-------- Source data

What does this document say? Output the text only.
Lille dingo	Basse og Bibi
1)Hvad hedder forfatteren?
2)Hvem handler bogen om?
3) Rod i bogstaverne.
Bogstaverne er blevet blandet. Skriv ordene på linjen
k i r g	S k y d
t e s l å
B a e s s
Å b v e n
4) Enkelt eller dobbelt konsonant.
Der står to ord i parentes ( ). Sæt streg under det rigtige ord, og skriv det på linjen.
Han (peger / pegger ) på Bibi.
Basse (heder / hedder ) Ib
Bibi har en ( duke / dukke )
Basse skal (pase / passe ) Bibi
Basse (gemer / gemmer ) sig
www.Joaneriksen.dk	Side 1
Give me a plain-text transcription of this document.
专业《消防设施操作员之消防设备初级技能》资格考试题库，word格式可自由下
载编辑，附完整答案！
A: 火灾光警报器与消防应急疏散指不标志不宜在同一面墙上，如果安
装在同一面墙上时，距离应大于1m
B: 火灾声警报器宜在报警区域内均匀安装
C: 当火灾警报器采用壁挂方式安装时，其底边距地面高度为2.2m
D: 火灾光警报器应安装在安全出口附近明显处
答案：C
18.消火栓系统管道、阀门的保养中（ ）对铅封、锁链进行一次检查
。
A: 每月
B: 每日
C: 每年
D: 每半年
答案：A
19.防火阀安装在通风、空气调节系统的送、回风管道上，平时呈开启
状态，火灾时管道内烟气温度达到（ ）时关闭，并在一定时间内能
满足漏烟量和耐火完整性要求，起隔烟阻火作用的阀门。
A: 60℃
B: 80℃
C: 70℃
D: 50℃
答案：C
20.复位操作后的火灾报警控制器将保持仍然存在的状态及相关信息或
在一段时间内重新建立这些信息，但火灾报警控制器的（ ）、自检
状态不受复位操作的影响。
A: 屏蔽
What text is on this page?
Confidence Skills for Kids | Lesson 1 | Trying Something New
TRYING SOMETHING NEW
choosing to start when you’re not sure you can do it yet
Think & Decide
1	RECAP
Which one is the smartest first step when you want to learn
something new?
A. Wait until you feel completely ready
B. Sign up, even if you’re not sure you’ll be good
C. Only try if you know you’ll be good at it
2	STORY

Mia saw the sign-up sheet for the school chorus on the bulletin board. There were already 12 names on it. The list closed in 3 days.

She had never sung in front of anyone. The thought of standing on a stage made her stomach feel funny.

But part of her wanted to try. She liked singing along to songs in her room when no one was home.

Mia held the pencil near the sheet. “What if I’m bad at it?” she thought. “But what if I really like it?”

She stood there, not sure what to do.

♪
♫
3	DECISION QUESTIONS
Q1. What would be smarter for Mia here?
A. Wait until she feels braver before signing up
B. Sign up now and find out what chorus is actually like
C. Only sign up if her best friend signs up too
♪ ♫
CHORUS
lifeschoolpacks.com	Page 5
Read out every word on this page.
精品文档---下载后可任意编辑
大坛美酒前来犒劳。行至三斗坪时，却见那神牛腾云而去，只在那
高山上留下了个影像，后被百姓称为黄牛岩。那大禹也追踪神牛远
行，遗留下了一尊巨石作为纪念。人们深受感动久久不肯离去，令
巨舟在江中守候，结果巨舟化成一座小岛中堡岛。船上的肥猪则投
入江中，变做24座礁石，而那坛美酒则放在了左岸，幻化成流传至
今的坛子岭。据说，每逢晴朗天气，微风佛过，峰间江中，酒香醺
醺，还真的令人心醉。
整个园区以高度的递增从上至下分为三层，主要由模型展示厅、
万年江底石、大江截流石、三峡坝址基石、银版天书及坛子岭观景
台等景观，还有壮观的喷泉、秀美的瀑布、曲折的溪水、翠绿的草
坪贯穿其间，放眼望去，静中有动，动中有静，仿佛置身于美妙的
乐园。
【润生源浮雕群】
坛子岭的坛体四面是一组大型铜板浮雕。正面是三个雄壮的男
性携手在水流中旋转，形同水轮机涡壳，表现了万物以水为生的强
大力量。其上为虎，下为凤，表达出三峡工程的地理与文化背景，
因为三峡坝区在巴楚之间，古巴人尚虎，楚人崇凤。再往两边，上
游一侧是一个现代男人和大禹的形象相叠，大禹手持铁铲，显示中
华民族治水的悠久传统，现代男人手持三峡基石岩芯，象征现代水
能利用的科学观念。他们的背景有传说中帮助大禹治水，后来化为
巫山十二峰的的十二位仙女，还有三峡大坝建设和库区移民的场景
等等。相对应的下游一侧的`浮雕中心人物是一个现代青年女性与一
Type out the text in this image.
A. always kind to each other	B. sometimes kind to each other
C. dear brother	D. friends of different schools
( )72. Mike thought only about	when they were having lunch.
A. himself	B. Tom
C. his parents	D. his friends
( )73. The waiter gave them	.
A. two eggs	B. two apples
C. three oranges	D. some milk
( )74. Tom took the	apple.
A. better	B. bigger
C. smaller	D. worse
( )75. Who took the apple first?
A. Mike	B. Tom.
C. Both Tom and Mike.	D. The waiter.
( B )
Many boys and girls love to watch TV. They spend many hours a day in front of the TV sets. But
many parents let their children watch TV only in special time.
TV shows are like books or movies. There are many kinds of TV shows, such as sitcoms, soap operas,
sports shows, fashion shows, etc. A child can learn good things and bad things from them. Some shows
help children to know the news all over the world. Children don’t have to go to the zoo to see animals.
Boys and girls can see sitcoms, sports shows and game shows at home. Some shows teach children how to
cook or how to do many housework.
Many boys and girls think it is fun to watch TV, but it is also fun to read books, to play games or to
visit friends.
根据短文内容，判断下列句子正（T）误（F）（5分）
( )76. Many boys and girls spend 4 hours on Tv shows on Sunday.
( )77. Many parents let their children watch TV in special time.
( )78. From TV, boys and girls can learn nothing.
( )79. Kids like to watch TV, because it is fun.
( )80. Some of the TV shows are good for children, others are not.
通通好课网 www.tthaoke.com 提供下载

----------------

• **What is being asked**
Repeat the listing in full, keeping every line exactly as it is.

• **Finished exercise**
What does this document say? Output the text only.
Lille dingo	Basse og Bibi
1)Hvad hedder forfatteren?
2)Hvem handler bogen om?
3) Rod i bogstaverne.
Bogstaverne er blevet blandet. Skriv ordene på linjen
k i r g	S k y d
t e s l å
B a e s s
Å b v e n
4) Enkelt eller dobbelt konsonant.
Der står to ord i parentes ( ). Sæt streg under det rigtige ord, og skriv det på linjen.
Han (peger / pegger ) på Bibi.
Basse (heder / hedder ) Ib
Bibi har en ( duke / dukke )
Basse skal (pase / passe ) Bibi
Basse (gemer / gemmer ) sig
www.Joaneriksen.dk	Side 1
Give me a plain-text transcription of this document.
专业《消防设施操作员之消防设备初级技能》资格考试题库，word格式可自由下
载编辑，附完整答案！
A: 火灾光警报器与消防应急疏散指不标志不宜在同一面墙上，如果安
装在同一面墙上时，距离应大于1m
B: 火灾声警报器宜在报警区域内均匀安装
C: 当火灾警报器采用壁挂方式安装时，其底边距地面高度为2.2m
D: 火灾光警报器应安装在安全出口附近明显处
答案：C
18.消火栓系统管道、阀门的保养中（ ）对铅封、锁链进行一次检查
。
A: 每月
B: 每日
C: 每年
D: 每半年
答案：A
19.防火阀安装在通风、空气调节系统的送、回风管道上，平时呈开启
状态，火灾时管道内烟气温度达到（ ）时关闭，并在一定时间内能
满足漏烟量和耐火完整性要求，起隔烟阻火作用的阀门。
A: 60℃
B: 80℃
C: 70℃
D: 50℃
答案：C
20.复位操作后的火灾报警控制器将保持仍然存在的状态及相关信息或
在一段时间内重新建立这些信息，但火灾报警控制器的（ ）、自检
状态不受复位操作的影响。
A: 屏蔽
What text is on this page?
Confidence Skills for Kids | Lesson 1 | Trying Something New
TRYING SOMETHING NEW
choosing to start when you’re not sure you can do it yet
Think & Decide
1	RECAP
Which one is the smartest first step when you want to learn
something new?
A. Wait until you feel completely ready
B. Sign up, even if you’re not sure you’ll be good
C. Only try if you know you’ll be good at it
2	STORY

Mia saw the sign-up sheet for the school chorus on the bulletin board. There were already 12 names on it. The list closed in 3 days.

She had never sung in front of anyone. The thought of standing on a stage made her stomach feel funny.

But part of her wanted to try. She liked singing along to songs in her room when no one was home.

Mia held the pencil near the sheet. “What if I’m bad at it?” she thought. “But what if I really like it?”

She stood there, not sure what to do.

♪
♫
3	DECISION QUESTIONS
Q1. What would be smarter for Mia here?
A. Wait until she feels braver before signing up
B. Sign up now and find out what chorus is actually like
C. Only sign up if her best friend signs up too
♪ ♫
CHORUS
lifeschoolpacks.com	Page 5
Read out every word on this page.
精品文档---下载后可任意编辑
大坛美酒前来犒劳。行至三斗坪时，却见那神牛腾云而去，只在那
高山上留下了个影像，后被百姓称为黄牛岩。那大禹也追踪神牛远
行，遗留下了一尊巨石作为纪念。人们深受感动久久不肯离去，令
巨舟在江中守候，结果巨舟化成一座小岛中堡岛。船上的肥猪则投
入江中，变做24座礁石，而那坛美酒则放在了左岸，幻化成流传至
今的坛子岭。据说，每逢晴朗天气，微风佛过，峰间江中，酒香醺
醺，还真的令人心醉。
整个园区以高度的递增从上至下分为三层，主要由模型展示厅、
万年江底石、大江截流石、三峡坝址基石、银版天书及坛子岭观景
台等景观，还有壮观的喷泉、秀美的瀑布、曲折的溪水、翠绿的草
坪贯穿其间，放眼望去，静中有动，动中有静，仿佛置身于美妙的
乐园。
【润生源浮雕群】
坛子岭的坛体四面是一组大型铜板浮雕。正面是三个雄壮的男
性携手在水流中旋转，形同水轮机涡壳，表现了万物以水为生的强
大力量。其上为虎，下为凤，表达出三峡工程的地理与文化背景，
因为三峡坝区在巴楚之间，古巴人尚虎，楚人崇凤。再往两边，上
游一侧是一个现代男人和大禹的形象相叠，大禹手持铁铲，显示中
华民族治水的悠久传统，现代男人手持三峡基石岩芯，象征现代水
能利用的科学观念。他们的背景有传说中帮助大禹治水，后来化为
巫山十二峰的的十二位仙女，还有三峡大坝建设和库区移民的场景
等等。相对应的下游一侧的`浮雕中心人物是一个现代青年女性与一
Type out the text in this image.
A. always kind to each other	B. sometimes kind to each other
C. dear brother	D. friends of different schools
( )72. Mike thought only about	when they were having lunch.
A. himself	B. Tom
C. his parents	D. his friends
( )73. The waiter gave them	.
A. two eggs	B. two apples
C. three oranges	D. some milk
( )74. Tom took the	apple.
A. better	B. bigger
C. smaller	D. worse
( )75. Who took the apple first?
A. Mike	B. Tom.
C. Both Tom and Mike.	D. The waiter.
( B )
Many boys and girls love to watch TV. They spend many hours a day in front of the TV sets. But
many parents let their children watch TV only in special time.
TV shows are like books or movies. There are many kinds of TV shows, such as sitcoms, soap operas,
sports shows, fashion shows, etc. A child can learn good things and bad things from them. Some shows
help children to know the news all over the world. Children don’t have to go to the zoo to see animals.
Boys and girls can see sitcoms, sports shows and game shows at home. Some shows teach children how to
cook or how to do many housework.
Many boys and girls think it is fun to watch TV, but it is also fun to read books, to play games or to
visit friends.
根据短文内容，判断下列句子正（T）误（F）（5分）
( )76. Many boys and girls spend 4 hours on Tv shows on Sunday.
( )77. Many parents let their children watch TV in special time.
( )78. From TV, boys and girls can learn nothing.
( )79. Kids like to watch TV, because it is fun.
( )80. Some of the TV shows are good for children, others are not.
通通好课网 www.tthaoke.com 提供下载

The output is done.